Items listed in a dataset
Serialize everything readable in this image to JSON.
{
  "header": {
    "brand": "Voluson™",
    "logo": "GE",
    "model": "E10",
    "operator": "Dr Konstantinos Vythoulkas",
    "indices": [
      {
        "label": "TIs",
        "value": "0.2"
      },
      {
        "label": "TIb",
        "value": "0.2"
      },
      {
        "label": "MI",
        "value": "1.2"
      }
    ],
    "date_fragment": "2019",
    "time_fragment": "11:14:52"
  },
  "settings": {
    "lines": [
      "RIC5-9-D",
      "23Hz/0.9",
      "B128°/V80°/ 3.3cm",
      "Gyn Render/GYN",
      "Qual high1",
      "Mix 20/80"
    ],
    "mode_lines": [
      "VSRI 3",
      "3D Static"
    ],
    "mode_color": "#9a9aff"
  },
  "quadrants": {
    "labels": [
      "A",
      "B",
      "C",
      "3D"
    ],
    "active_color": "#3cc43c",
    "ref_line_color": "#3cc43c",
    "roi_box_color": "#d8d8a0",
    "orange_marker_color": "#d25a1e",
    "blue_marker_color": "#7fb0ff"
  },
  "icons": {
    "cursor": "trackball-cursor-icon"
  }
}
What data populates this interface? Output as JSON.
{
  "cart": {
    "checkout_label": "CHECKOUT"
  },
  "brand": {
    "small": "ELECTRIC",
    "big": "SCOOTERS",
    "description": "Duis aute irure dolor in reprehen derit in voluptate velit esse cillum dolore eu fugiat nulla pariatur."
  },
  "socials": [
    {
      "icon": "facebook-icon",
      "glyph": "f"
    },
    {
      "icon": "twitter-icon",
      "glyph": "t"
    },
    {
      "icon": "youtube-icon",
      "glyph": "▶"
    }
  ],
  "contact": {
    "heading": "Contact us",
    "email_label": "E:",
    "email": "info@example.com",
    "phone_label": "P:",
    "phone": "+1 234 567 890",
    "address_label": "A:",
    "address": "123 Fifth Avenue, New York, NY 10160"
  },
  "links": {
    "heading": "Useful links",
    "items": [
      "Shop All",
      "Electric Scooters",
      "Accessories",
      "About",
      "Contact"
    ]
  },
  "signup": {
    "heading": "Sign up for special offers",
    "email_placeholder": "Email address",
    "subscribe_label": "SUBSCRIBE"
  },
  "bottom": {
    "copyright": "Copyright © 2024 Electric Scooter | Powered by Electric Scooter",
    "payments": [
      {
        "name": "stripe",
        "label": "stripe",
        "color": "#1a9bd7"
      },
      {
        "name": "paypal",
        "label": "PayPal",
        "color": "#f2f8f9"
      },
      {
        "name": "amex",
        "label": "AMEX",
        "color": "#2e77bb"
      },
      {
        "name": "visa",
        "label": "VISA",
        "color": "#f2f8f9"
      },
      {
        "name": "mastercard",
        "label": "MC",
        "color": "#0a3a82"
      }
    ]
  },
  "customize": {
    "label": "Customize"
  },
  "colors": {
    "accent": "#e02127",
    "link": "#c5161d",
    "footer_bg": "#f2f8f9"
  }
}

Task to complete:
Write down all the entries again without a single difference.

Answer to this task:
Serialize everything readable in this image to JSON.
{
  "header": {
    "brand": "Voluson™",
    "logo": "GE",
    "model": "E10",
    "operator": "Dr Konstantinos Vythoulkas",
    "indices": [
      {
        "label": "TIs",
        "value": "0.2"
      },
      {
        "label": "TIb",
        "value": "0.2"
      },
      {
        "label": "MI",
        "value": "1.2"
      }
    ],
    "date_fragment": "2019",
    "time_fragment": "11:14:52"
  },
  "settings": {
    "lines": [
      "RIC5-9-D",
      "23Hz/0.9",
      "B128°/V80°/ 3.3cm",
      "Gyn Render/GYN",
      "Qual high1",
      "Mix 20/80"
    ],
    "mode_lines": [
      "VSRI 3",
      "3D Static"
    ],
    "mode_color": "#9a9aff"
  },
  "quadrants": {
    "labels": [
      "A",
      "B",
      "C",
      "3D"
    ],
    "active_color": "#3cc43c",
    "ref_line_color": "#3cc43c",
    "roi_box_color": "#d8d8a0",
    "orange_marker_color": "#d25a1e",
    "blue_marker_color": "#7fb0ff"
  },
  "icons": {
    "cursor": "trackball-cursor-icon"
  }
}
What data populates this interface? Output as JSON.
{
  "cart": {
    "checkout_label": "CHECKOUT"
  },
  "brand": {
    "small": "ELECTRIC",
    "big": "SCOOTERS",
    "description": "Duis aute irure dolor in reprehen derit in voluptate velit esse cillum dolore eu fugiat nulla pariatur."
  },
  "socials": [
    {
      "icon": "facebook-icon",
      "glyph": "f"
    },
    {
      "icon": "twitter-icon",
      "glyph": "t"
    },
    {
      "icon": "youtube-icon",
      "glyph": "▶"
    }
  ],
  "contact": {
    "heading": "Contact us",
    "email_label": "E:",
    "email": "info@example.com",
    "phone_label": "P:",
    "phone": "+1 234 567 890",
    "address_label": "A:",
    "address": "123 Fifth Avenue, New York, NY 10160"
  },
  "links": {
    "heading": "Useful links",
    "items": [
      "Shop All",
      "Electric Scooters",
      "Accessories",
      "About",
      "Contact"
    ]
  },
  "signup": {
    "heading": "Sign up for special offers",
    "email_placeholder": "Email address",
    "subscribe_label": "SUBSCRIBE"
  },
  "bottom": {
    "copyright": "Copyright © 2024 Electric Scooter | Powered by Electric Scooter",
    "payments": [
      {
        "name": "stripe",
        "label": "stripe",
        "color": "#1a9bd7"
      },
      {
        "name": "paypal",
        "label": "PayPal",
        "color": "#f2f8f9"
      },
      {
        "name": "amex",
        "label": "AMEX",
        "color": "#2e77bb"
      },
      {
        "name": "visa",
        "label": "VISA",
        "color": "#f2f8f9"
      },
      {
        "name": "mastercard",
        "label": "MC",
        "color": "#0a3a82"
      }
    ]
  },
  "customize": {
    "label": "Customize"
  },
  "colors": {
    "accent": "#e02127",
    "link": "#c5161d",
    "footer_bg": "#f2f8f9"
  }
}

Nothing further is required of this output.